**Short exercise**
Show every line where "Output" occurs.

**Data extract**
● ● ●

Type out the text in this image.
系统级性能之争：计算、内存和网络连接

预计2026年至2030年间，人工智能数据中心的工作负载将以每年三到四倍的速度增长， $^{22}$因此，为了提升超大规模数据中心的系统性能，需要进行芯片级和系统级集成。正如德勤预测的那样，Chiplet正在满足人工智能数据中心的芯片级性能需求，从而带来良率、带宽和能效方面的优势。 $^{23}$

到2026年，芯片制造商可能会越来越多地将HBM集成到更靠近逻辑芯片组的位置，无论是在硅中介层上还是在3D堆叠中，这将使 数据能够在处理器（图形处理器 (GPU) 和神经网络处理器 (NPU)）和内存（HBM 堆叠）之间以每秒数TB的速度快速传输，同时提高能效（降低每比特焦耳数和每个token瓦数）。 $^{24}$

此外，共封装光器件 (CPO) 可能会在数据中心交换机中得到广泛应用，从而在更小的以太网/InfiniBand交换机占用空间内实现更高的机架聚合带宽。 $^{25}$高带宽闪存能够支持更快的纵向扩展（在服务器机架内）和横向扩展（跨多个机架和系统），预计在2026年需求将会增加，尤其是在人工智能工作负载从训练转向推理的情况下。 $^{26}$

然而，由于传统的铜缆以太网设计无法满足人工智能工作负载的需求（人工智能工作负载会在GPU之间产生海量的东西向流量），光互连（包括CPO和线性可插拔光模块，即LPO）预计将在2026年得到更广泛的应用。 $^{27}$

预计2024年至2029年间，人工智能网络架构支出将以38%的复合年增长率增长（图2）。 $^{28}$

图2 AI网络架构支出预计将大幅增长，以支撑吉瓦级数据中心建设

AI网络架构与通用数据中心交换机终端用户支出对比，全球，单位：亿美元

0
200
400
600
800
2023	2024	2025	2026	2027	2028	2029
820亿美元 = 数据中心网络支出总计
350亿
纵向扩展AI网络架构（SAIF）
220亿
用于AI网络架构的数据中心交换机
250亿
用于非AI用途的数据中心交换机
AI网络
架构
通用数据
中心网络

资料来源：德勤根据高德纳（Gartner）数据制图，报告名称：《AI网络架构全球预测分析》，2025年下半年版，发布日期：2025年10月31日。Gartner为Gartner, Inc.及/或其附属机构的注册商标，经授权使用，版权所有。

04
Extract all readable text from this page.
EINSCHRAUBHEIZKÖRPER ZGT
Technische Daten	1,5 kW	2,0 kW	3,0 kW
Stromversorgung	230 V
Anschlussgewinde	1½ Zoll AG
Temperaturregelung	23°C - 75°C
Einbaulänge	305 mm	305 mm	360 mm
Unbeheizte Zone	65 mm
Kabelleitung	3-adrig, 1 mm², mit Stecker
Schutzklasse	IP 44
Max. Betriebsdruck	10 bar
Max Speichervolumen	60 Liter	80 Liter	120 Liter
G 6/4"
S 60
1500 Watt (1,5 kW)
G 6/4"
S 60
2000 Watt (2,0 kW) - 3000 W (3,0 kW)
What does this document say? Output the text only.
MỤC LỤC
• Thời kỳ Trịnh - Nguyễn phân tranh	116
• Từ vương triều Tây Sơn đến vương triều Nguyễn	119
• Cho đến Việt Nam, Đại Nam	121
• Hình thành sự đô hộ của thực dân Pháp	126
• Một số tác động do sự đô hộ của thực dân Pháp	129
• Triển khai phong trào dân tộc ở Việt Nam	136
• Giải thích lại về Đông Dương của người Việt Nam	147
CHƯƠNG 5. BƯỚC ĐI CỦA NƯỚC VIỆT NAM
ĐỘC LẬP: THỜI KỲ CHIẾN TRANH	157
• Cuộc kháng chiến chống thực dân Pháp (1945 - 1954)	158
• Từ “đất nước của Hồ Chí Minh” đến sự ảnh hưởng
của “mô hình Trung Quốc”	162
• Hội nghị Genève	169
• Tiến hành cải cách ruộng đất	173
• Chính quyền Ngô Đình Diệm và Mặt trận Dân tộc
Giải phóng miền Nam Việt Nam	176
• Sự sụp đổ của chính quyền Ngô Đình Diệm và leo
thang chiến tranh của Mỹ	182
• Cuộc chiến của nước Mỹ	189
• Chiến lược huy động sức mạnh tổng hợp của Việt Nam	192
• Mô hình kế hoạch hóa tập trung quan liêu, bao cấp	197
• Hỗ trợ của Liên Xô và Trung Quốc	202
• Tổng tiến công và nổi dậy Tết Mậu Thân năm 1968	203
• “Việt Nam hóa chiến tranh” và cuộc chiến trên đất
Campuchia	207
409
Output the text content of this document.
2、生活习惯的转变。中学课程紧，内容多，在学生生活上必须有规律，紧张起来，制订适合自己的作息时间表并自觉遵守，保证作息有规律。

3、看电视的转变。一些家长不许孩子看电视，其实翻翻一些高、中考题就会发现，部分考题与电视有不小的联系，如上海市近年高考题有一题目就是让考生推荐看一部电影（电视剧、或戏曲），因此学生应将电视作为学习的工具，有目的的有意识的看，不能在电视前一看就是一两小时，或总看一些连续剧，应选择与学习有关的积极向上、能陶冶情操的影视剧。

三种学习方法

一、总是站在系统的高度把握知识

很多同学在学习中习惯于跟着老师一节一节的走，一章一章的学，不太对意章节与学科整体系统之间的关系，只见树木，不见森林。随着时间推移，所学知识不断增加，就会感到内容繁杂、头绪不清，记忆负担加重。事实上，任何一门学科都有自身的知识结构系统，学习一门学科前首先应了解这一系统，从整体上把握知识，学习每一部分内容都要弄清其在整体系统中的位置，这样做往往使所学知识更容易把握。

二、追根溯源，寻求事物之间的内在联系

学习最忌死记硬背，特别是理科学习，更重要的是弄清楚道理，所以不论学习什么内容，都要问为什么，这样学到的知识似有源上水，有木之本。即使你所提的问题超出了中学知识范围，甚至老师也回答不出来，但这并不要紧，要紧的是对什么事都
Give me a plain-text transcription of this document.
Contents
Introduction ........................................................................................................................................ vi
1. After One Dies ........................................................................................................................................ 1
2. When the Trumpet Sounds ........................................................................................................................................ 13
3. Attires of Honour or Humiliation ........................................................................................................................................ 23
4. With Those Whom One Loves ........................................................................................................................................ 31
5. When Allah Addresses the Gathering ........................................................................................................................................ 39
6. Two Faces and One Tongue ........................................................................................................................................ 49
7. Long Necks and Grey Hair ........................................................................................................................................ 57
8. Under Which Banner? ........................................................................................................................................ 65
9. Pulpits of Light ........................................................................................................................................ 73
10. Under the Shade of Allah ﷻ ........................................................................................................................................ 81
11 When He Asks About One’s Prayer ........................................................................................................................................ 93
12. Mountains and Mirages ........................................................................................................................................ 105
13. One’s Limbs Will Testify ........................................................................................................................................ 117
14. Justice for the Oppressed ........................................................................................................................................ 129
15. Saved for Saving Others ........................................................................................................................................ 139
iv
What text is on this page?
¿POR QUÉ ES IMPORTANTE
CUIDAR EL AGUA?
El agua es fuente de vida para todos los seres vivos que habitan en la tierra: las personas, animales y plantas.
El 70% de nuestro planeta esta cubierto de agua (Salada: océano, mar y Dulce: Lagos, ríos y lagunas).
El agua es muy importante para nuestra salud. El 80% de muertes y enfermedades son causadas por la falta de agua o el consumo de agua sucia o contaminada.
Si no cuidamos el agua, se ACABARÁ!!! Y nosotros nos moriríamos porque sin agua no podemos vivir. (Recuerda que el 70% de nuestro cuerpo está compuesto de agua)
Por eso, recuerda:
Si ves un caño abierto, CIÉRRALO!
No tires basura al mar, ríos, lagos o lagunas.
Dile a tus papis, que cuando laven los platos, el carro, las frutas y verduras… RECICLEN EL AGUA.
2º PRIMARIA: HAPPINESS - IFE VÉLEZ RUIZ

● ● ●

**Response to the exercise**
What does this document say? Output the text only.
Output the text content of this document.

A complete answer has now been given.